>> Begin Task material
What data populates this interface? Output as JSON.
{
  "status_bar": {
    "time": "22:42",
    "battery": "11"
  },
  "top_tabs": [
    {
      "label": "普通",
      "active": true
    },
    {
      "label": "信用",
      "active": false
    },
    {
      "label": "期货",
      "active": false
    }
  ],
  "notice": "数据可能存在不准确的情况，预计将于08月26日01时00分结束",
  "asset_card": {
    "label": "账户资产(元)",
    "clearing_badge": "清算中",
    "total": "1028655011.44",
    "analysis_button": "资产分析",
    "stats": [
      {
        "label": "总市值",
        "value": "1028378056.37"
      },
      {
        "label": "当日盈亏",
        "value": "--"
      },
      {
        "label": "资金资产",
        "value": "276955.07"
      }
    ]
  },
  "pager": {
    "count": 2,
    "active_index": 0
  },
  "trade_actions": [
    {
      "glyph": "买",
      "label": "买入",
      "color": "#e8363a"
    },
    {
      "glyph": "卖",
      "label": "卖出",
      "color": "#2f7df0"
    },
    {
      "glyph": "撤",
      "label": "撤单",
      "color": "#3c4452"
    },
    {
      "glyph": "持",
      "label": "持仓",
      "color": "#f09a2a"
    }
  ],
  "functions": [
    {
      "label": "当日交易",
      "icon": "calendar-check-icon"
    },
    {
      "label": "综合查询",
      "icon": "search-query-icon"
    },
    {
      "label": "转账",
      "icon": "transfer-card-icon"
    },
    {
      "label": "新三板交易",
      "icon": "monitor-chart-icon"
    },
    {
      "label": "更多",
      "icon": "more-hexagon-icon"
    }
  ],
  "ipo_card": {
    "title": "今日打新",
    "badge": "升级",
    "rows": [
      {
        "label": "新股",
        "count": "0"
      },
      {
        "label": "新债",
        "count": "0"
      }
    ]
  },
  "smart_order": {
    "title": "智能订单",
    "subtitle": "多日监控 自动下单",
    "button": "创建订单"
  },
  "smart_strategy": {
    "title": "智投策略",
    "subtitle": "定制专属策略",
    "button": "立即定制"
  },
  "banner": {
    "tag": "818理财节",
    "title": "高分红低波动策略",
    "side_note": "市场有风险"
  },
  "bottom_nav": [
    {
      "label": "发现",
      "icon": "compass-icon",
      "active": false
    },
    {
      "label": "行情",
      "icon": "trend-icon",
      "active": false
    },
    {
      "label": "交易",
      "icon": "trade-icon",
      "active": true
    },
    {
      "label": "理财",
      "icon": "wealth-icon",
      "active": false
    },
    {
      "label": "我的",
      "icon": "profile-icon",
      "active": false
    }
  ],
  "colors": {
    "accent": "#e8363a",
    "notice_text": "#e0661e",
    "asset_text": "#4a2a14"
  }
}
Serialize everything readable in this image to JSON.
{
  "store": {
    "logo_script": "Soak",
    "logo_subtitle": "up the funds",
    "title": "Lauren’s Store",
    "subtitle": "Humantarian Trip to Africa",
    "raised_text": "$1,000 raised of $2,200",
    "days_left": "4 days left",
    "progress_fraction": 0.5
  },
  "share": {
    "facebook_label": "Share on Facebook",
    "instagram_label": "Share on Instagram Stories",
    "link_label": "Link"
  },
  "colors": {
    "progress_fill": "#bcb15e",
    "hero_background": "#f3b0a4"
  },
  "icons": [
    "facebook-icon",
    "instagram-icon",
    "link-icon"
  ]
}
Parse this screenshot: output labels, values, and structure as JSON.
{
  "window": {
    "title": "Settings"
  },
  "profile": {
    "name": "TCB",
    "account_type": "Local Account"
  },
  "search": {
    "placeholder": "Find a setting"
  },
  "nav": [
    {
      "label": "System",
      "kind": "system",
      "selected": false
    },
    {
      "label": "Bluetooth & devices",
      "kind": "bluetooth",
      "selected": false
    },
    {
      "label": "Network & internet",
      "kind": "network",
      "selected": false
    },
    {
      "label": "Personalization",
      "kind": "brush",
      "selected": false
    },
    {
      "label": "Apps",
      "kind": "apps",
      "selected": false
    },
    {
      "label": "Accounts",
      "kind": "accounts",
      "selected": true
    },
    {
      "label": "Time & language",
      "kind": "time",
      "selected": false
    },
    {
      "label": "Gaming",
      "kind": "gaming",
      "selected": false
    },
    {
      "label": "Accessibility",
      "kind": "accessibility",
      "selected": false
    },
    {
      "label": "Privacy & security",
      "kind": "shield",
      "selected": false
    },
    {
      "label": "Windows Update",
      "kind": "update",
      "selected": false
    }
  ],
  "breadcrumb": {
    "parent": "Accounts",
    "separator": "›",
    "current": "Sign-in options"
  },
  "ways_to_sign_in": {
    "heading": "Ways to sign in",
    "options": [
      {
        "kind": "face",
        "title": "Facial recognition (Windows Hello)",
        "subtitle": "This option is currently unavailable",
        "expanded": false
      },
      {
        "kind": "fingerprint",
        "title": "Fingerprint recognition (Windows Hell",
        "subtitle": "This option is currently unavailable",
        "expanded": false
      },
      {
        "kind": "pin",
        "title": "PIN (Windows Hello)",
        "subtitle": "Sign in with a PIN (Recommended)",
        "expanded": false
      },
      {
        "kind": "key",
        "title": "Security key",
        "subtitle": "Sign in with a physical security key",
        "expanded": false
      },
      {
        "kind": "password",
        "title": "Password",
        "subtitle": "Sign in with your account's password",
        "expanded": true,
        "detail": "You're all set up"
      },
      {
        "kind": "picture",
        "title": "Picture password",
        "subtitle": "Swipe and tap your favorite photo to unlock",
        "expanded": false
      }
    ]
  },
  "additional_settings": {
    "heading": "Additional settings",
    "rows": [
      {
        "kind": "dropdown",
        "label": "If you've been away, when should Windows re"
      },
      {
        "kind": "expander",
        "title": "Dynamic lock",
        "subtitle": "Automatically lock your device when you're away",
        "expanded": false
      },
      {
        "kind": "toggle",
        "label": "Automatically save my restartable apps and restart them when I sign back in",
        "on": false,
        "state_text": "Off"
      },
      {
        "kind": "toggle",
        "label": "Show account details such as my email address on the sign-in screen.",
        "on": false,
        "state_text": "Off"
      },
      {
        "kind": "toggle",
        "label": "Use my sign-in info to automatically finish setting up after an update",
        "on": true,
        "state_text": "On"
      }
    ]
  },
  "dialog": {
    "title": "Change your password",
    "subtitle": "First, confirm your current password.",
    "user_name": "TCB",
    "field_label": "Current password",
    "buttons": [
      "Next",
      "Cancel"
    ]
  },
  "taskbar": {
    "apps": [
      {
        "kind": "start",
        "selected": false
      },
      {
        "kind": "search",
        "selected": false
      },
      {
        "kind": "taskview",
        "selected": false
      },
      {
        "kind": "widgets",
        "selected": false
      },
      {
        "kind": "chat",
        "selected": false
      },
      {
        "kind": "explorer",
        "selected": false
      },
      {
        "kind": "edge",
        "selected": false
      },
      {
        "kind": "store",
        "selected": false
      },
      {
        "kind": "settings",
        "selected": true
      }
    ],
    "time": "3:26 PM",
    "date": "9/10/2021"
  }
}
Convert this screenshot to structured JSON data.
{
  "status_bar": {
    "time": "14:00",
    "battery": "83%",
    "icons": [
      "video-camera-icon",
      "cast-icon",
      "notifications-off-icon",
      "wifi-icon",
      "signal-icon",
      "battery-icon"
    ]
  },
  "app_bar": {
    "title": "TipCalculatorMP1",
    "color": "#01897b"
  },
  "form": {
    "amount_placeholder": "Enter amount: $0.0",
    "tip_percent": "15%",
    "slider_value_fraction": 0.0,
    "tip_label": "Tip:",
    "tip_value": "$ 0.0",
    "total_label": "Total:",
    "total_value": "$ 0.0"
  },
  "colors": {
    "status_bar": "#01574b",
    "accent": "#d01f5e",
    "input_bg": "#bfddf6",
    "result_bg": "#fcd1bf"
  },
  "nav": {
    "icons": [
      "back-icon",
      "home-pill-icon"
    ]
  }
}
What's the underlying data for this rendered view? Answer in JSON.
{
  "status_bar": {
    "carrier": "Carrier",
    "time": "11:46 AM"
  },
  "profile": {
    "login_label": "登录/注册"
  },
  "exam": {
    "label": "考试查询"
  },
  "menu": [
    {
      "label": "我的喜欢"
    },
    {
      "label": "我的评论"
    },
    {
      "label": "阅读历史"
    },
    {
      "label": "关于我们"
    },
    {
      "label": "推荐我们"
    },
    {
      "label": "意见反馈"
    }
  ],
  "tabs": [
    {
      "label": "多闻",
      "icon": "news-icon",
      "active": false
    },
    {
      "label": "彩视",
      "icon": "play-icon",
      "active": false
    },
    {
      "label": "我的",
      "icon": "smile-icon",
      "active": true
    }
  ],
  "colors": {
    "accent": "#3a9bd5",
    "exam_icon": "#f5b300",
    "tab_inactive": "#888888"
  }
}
>> End Task material
## Problem description
Repeat the lines from the one containing "Convert this screenshot" through the end of the listing, exactly and without any other lines; both ends are included.

## Solution
Convert this screenshot to structured JSON data.
{
  "status_bar": {
    "time": "14:00",
    "battery": "83%",
    "icons": [
      "video-camera-icon",
      "cast-icon",
      "notifications-off-icon",
      "wifi-icon",
      "signal-icon",
      "battery-icon"
    ]
  },
  "app_bar": {
    "title": "TipCalculatorMP1",
    "color": "#01897b"
  },
  "form": {
    "amount_placeholder": "Enter amount: $0.0",
    "tip_percent": "15%",
    "slider_value_fraction": 0.0,
    "tip_label": "Tip:",
    "tip_value": "$ 0.0",
    "total_label": "Total:",
    "total_value": "$ 0.0"
  },
  "colors": {
    "status_bar": "#01574b",
    "accent": "#d01f5e",
    "input_bg": "#bfddf6",
    "result_bg": "#fcd1bf"
  },
  "nav": {
    "icons": [
      "back-icon",
      "home-pill-icon"
    ]
  }
}
What's the underlying data for this rendered view? Answer in JSON.
{
  "status_bar": {
    "carrier": "Carrier",
    "time": "11:46 AM"
  },
  "profile": {
    "login_label": "登录/注册"
  },
  "exam": {
    "label": "考试查询"
  },
  "menu": [
    {
      "label": "我的喜欢"
    },
    {
      "label": "我的评论"
    },
    {
      "label": "阅读历史"
    },
    {
      "label": "关于我们"
    },
    {
      "label": "推荐我们"
    },
    {
      "label": "意见反馈"
    }
  ],
  "tabs": [
    {
      "label": "多闻",
      "icon": "news-icon",
      "active": false
    },
    {
      "label": "彩视",
      "icon": "play-icon",
      "active": false
    },
    {
      "label": "我的",
      "icon": "smile-icon",
      "active": true
    }
  ],
  "colors": {
    "accent": "#3a9bd5",
    "exam_icon": "#f5b300",
    "tab_inactive": "#888888"
  }
}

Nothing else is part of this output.